Copy all of the material word for word, except for the pictures.

● Stored dataset items:

⁂

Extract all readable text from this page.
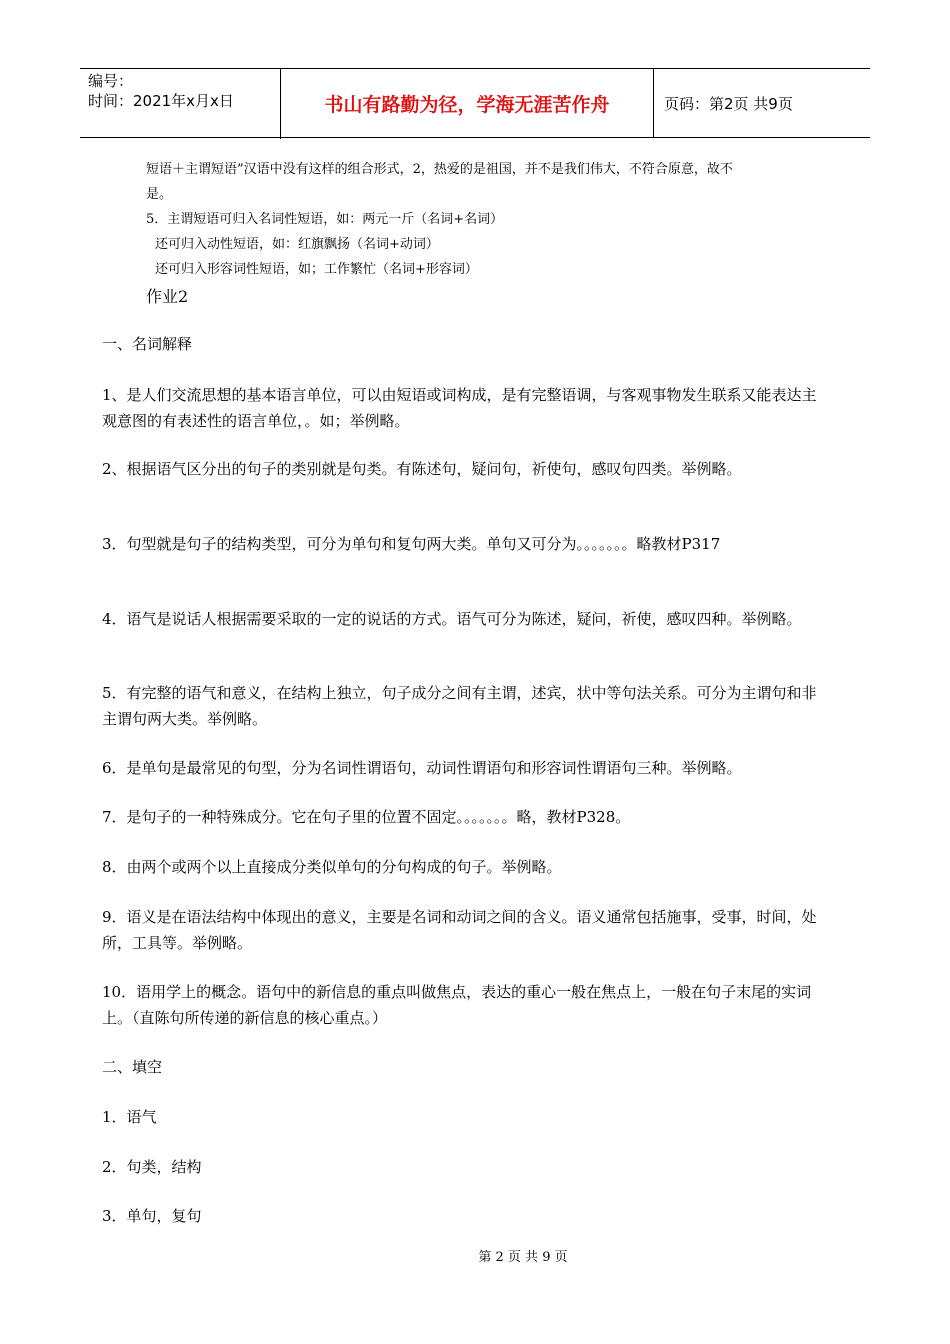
编号：
时间：2021年x月x日	书山有路勤为径，学海无涯苦作舟	页码：第2页 共9页
短语＋主谓短语”汉语中没有这样的组合形式，2，热爱的是祖国，并不是我们伟大，不符合原意，故不
是。
5．主谓短语可归入名词性短语，如：两元一斤（名词+名词）
还可归入动性短语，如：红旗飘扬（名词+动词）
还可归入形容词性短语，如；工作繁忙（名词+形容词）
作业2
一、名词解释
1、是人们交流思想的基本语言单位，可以由短语或词构成，是有完整语调，与客观事物发生联系又能表达主观意图的有表述性的语言单位，。如；举例略。
2、根据语气区分出的句子的类别就是句类。有陈述句，疑问句，祈使句，感叹句四类。举例略。
3．句型就是句子的结构类型，可分为单句和复句两大类。单句又可分为。。。。。。。略教材P317
4．语气是说话人根据需要采取的一定的说话的方式。语气可分为陈述，疑问，祈使，感叹四种。举例略。
5．有完整的语气和意义，在结构上独立，句子成分之间有主谓，述宾，状中等句法关系。可分为主谓句和非主谓句两大类。举例略。
6．是单句是最常见的句型，分为名词性谓语句，动词性谓语句和形容词性谓语句三种。举例略。
7．是句子的一种特殊成分。它在句子里的位置不固定。。。。。。。略，教材P328。
8．由两个或两个以上直接成分类似单句的分句构成的句子。举例略。
9．语义是在语法结构中体现出的意义，主要是名词和动词之间的含义。语义通常包括施事，受事，时间，处所，工具等。举例略。
10．语用学上的概念。语句中的新信息的重点叫做焦点，表达的重心一般在焦点上，一般在句子末尾的实词上。（直陈句所传递的新信息的核心重点。）
二、填空
1．语气
2．句类，结构
3．单句，复句
第 2 页 共 9 页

⁂

● SOLUTION TO THIS EXERCISE:
Extract all readable text from this page.
编号：
时间：2021年x月x日	书山有路勤为径，学海无涯苦作舟	页码：第2页 共9页
短语＋主谓短语”汉语中没有这样的组合形式，2，热爱的是祖国，并不是我们伟大，不符合原意，故不
是。
5．主谓短语可归入名词性短语，如：两元一斤（名词+名词）
还可归入动性短语，如：红旗飘扬（名词+动词）
还可归入形容词性短语，如；工作繁忙（名词+形容词）
作业2
一、名词解释
1、是人们交流思想的基本语言单位，可以由短语或词构成，是有完整语调，与客观事物发生联系又能表达主观意图的有表述性的语言单位，。如；举例略。
2、根据语气区分出的句子的类别就是句类。有陈述句，疑问句，祈使句，感叹句四类。举例略。
3．句型就是句子的结构类型，可分为单句和复句两大类。单句又可分为。。。。。。。略教材P317
4．语气是说话人根据需要采取的一定的说话的方式。语气可分为陈述，疑问，祈使，感叹四种。举例略。
5．有完整的语气和意义，在结构上独立，句子成分之间有主谓，述宾，状中等句法关系。可分为主谓句和非主谓句两大类。举例略。
6．是单句是最常见的句型，分为名词性谓语句，动词性谓语句和形容词性谓语句三种。举例略。
7．是句子的一种特殊成分。它在句子里的位置不固定。。。。。。。略，教材P328。
8．由两个或两个以上直接成分类似单句的分句构成的句子。举例略。
9．语义是在语法结构中体现出的意义，主要是名词和动词之间的含义。语义通常包括施事，受事，时间，处所，工具等。举例略。
10．语用学上的概念。语句中的新信息的重点叫做焦点，表达的重心一般在焦点上，一般在句子末尾的实词上。（直陈句所传递的新信息的核心重点。）
二、填空
1．语气
2．句类，结构
3．单句，复句
第 2 页 共 9 页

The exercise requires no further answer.